• **Directions**:
Quote the records beneath, complete and exact. Leave out images.
>> Begin
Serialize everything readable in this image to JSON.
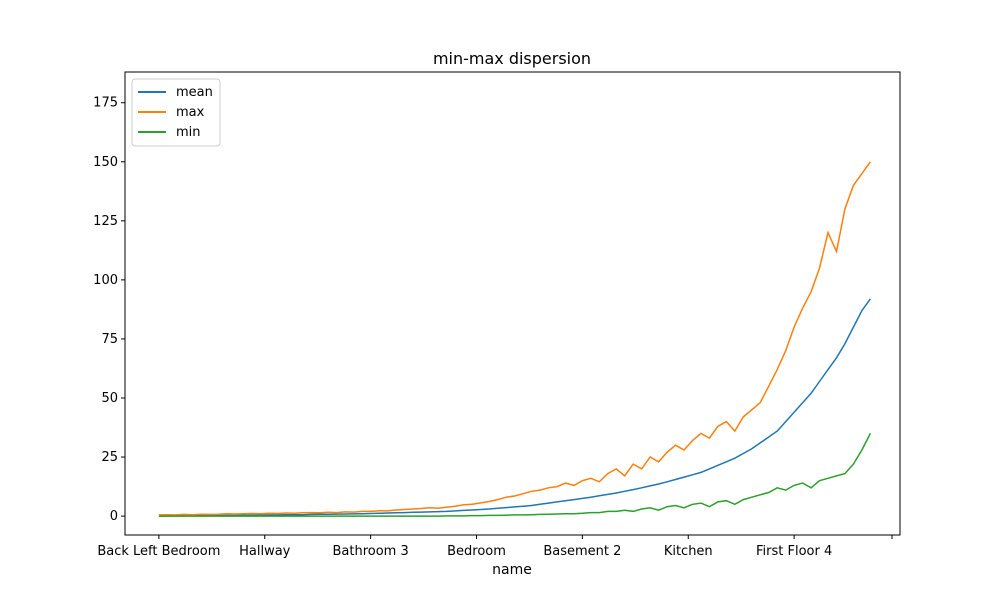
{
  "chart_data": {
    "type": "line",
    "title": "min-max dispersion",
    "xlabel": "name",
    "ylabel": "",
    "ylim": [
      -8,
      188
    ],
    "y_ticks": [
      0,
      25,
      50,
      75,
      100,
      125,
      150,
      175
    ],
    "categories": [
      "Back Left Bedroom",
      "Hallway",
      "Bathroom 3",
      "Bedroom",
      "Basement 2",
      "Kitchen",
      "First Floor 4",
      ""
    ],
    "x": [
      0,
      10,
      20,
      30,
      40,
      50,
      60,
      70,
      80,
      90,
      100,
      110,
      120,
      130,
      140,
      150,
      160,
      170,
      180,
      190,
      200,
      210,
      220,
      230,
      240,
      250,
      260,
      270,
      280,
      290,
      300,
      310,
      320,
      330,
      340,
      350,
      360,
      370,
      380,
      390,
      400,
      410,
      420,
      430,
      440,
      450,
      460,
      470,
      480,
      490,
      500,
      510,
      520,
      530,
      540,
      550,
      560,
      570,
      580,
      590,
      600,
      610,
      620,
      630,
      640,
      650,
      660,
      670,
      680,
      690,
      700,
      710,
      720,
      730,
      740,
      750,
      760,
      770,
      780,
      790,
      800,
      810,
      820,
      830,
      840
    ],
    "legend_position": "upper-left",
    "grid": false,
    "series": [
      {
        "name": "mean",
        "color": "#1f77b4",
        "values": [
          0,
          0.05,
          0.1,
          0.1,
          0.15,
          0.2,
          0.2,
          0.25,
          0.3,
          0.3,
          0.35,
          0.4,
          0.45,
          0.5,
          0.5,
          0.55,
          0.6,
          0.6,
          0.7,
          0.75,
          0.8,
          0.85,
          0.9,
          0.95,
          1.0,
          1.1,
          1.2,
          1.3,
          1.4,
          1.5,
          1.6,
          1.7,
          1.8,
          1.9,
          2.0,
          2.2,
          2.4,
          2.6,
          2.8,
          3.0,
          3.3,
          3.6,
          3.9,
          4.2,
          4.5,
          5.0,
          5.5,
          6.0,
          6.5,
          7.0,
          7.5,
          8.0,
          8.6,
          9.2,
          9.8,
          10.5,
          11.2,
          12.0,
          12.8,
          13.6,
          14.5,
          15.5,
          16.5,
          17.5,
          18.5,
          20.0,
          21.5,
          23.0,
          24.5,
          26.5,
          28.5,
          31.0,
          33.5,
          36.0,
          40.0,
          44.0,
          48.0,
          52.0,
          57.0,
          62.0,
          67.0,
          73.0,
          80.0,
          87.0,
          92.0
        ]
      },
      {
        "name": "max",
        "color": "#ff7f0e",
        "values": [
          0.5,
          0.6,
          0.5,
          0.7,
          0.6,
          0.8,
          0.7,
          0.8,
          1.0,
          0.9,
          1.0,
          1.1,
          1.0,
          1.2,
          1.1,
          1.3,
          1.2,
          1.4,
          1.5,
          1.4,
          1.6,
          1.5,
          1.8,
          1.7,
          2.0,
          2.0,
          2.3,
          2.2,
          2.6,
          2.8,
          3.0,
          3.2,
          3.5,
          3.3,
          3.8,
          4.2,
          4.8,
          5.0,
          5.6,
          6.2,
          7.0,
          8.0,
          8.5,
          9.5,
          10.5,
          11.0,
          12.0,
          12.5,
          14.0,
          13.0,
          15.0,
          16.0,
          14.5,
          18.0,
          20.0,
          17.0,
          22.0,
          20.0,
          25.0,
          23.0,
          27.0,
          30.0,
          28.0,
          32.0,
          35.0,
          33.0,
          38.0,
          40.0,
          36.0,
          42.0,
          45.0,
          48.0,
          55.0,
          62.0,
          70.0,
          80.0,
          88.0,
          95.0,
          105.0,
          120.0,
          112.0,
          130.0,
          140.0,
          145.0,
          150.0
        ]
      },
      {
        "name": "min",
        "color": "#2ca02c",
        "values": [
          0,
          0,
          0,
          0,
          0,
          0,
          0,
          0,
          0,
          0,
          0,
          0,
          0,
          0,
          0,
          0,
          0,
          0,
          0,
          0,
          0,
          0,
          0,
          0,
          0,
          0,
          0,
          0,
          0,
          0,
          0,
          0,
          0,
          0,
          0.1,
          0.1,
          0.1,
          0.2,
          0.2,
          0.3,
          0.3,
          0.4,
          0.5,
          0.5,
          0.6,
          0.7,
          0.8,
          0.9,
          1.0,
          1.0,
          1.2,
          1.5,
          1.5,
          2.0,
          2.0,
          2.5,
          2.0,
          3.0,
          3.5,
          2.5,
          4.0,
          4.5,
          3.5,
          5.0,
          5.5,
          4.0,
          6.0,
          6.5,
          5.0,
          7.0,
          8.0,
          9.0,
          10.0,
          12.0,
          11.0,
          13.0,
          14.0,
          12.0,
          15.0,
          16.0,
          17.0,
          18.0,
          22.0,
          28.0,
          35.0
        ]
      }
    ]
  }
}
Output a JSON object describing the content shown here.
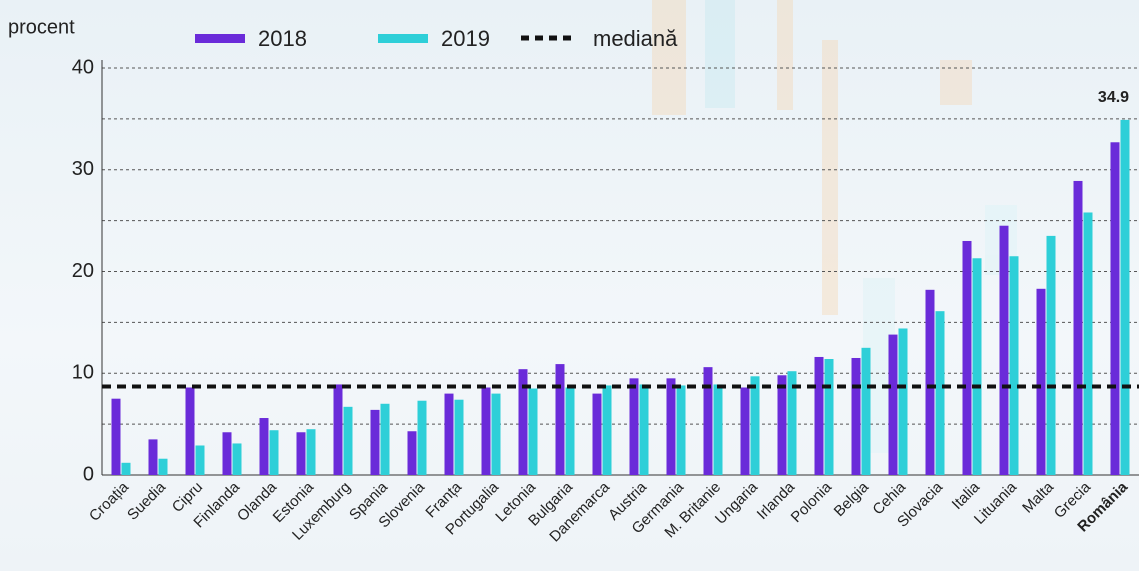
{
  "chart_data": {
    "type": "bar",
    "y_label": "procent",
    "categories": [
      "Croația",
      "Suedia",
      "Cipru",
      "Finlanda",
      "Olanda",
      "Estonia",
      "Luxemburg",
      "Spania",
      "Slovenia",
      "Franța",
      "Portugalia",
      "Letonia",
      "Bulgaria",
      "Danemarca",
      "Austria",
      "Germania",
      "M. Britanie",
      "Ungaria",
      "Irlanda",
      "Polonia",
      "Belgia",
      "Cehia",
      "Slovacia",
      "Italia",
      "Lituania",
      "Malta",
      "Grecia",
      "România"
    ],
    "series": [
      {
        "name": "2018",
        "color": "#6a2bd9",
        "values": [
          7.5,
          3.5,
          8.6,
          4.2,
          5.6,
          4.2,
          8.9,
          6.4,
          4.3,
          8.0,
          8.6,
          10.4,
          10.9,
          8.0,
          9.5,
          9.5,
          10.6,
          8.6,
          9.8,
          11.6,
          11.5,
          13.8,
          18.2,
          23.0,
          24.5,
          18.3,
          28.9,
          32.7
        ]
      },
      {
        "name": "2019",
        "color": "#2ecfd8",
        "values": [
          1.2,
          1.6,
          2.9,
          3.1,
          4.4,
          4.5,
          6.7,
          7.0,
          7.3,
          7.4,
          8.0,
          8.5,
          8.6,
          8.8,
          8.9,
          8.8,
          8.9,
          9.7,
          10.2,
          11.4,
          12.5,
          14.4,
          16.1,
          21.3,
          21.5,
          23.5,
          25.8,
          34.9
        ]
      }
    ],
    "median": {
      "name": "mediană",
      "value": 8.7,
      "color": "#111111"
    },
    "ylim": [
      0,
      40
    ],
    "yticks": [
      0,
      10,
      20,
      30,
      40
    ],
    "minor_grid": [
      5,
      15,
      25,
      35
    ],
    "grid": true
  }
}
>> End
• **Written solution**:
Serialize everything readable in this image to JSON.
{
  "chart_data": {
    "type": "line",
    "title": "min-max dispersion",
    "xlabel": "name",
    "ylabel": "",
    "ylim": [
      -8,
      188
    ],
    "y_ticks": [
      0,
      25,
      50,
      75,
      100,
      125,
      150,
      175
    ],
    "categories": [
      "Back Left Bedroom",
      "Hallway",
      "Bathroom 3",
      "Bedroom",
      "Basement 2",
      "Kitchen",
      "First Floor 4",
      ""
    ],
    "x": [
      0,
      10,
      20,
      30,
      40,
      50,
      60,
      70,
      80,
      90,
      100,
      110,
      120,
      130,
      140,
      150,
      160,
      170,
      180,
      190,
      200,
      210,
      220,
      230,
      240,
      250,
      260,
      270,
      280,
      290,
      300,
      310,
      320,
      330,
      340,
      350,
      360,
      370,
      380,
      390,
      400,
      410,
      420,
      430,
      440,
      450,
      460,
      470,
      480,
      490,
      500,
      510,
      520,
      530,
      540,
      550,
      560,
      570,
      580,
      590,
      600,
      610,
      620,
      630,
      640,
      650,
      660,
      670,
      680,
      690,
      700,
      710,
      720,
      730,
      740,
      750,
      760,
      770,
      780,
      790,
      800,
      810,
      820,
      830,
      840
    ],
    "legend_position": "upper-left",
    "grid": false,
    "series": [
      {
        "name": "mean",
        "color": "#1f77b4",
        "values": [
          0,
          0.05,
          0.1,
          0.1,
          0.15,
          0.2,
          0.2,
          0.25,
          0.3,
          0.3,
          0.35,
          0.4,
          0.45,
          0.5,
          0.5,
          0.55,
          0.6,
          0.6,
          0.7,
          0.75,
          0.8,
          0.85,
          0.9,
          0.95,
          1.0,
          1.1,
          1.2,
          1.3,
          1.4,
          1.5,
          1.6,
          1.7,
          1.8,
          1.9,
          2.0,
          2.2,
          2.4,
          2.6,
          2.8,
          3.0,
          3.3,
          3.6,
          3.9,
          4.2,
          4.5,
          5.0,
          5.5,
          6.0,
          6.5,
          7.0,
          7.5,
          8.0,
          8.6,
          9.2,
          9.8,
          10.5,
          11.2,
          12.0,
          12.8,
          13.6,
          14.5,
          15.5,
          16.5,
          17.5,
          18.5,
          20.0,
          21.5,
          23.0,
          24.5,
          26.5,
          28.5,
          31.0,
          33.5,
          36.0,
          40.0,
          44.0,
          48.0,
          52.0,
          57.0,
          62.0,
          67.0,
          73.0,
          80.0,
          87.0,
          92.0
        ]
      },
      {
        "name": "max",
        "color": "#ff7f0e",
        "values": [
          0.5,
          0.6,
          0.5,
          0.7,
          0.6,
          0.8,
          0.7,
          0.8,
          1.0,
          0.9,
          1.0,
          1.1,
          1.0,
          1.2,
          1.1,
          1.3,
          1.2,
          1.4,
          1.5,
          1.4,
          1.6,
          1.5,
          1.8,
          1.7,
          2.0,
          2.0,
          2.3,
          2.2,
          2.6,
          2.8,
          3.0,
          3.2,
          3.5,
          3.3,
          3.8,
          4.2,
          4.8,
          5.0,
          5.6,
          6.2,
          7.0,
          8.0,
          8.5,
          9.5,
          10.5,
          11.0,
          12.0,
          12.5,
          14.0,
          13.0,
          15.0,
          16.0,
          14.5,
          18.0,
          20.0,
          17.0,
          22.0,
          20.0,
          25.0,
          23.0,
          27.0,
          30.0,
          28.0,
          32.0,
          35.0,
          33.0,
          38.0,
          40.0,
          36.0,
          42.0,
          45.0,
          48.0,
          55.0,
          62.0,
          70.0,
          80.0,
          88.0,
          95.0,
          105.0,
          120.0,
          112.0,
          130.0,
          140.0,
          145.0,
          150.0
        ]
      },
      {
        "name": "min",
        "color": "#2ca02c",
        "values": [
          0,
          0,
          0,
          0,
          0,
          0,
          0,
          0,
          0,
          0,
          0,
          0,
          0,
          0,
          0,
          0,
          0,
          0,
          0,
          0,
          0,
          0,
          0,
          0,
          0,
          0,
          0,
          0,
          0,
          0,
          0,
          0,
          0,
          0,
          0.1,
          0.1,
          0.1,
          0.2,
          0.2,
          0.3,
          0.3,
          0.4,
          0.5,
          0.5,
          0.6,
          0.7,
          0.8,
          0.9,
          1.0,
          1.0,
          1.2,
          1.5,
          1.5,
          2.0,
          2.0,
          2.5,
          2.0,
          3.0,
          3.5,
          2.5,
          4.0,
          4.5,
          3.5,
          5.0,
          5.5,
          4.0,
          6.0,
          6.5,
          5.0,
          7.0,
          8.0,
          9.0,
          10.0,
          12.0,
          11.0,
          13.0,
          14.0,
          12.0,
          15.0,
          16.0,
          17.0,
          18.0,
          22.0,
          28.0,
          35.0
        ]
      }
    ]
  }
}
Output a JSON object describing the content shown here.
{
  "chart_data": {
    "type": "bar",
    "y_label": "procent",
    "categories": [
      "Croația",
      "Suedia",
      "Cipru",
      "Finlanda",
      "Olanda",
      "Estonia",
      "Luxemburg",
      "Spania",
      "Slovenia",
      "Franța",
      "Portugalia",
      "Letonia",
      "Bulgaria",
      "Danemarca",
      "Austria",
      "Germania",
      "M. Britanie",
      "Ungaria",
      "Irlanda",
      "Polonia",
      "Belgia",
      "Cehia",
      "Slovacia",
      "Italia",
      "Lituania",
      "Malta",
      "Grecia",
      "România"
    ],
    "series": [
      {
        "name": "2018",
        "color": "#6a2bd9",
        "values": [
          7.5,
          3.5,
          8.6,
          4.2,
          5.6,
          4.2,
          8.9,
          6.4,
          4.3,
          8.0,
          8.6,
          10.4,
          10.9,
          8.0,
          9.5,
          9.5,
          10.6,
          8.6,
          9.8,
          11.6,
          11.5,
          13.8,
          18.2,
          23.0,
          24.5,
          18.3,
          28.9,
          32.7
        ]
      },
      {
        "name": "2019",
        "color": "#2ecfd8",
        "values": [
          1.2,
          1.6,
          2.9,
          3.1,
          4.4,
          4.5,
          6.7,
          7.0,
          7.3,
          7.4,
          8.0,
          8.5,
          8.6,
          8.8,
          8.9,
          8.8,
          8.9,
          9.7,
          10.2,
          11.4,
          12.5,
          14.4,
          16.1,
          21.3,
          21.5,
          23.5,
          25.8,
          34.9
        ]
      }
    ],
    "median": {
      "name": "mediană",
      "value": 8.7,
      "color": "#111111"
    },
    "ylim": [
      0,
      40
    ],
    "yticks": [
      0,
      10,
      20,
      30,
      40
    ],
    "minor_grid": [
      5,
      15,
      25,
      35
    ],
    "grid": true
  }
}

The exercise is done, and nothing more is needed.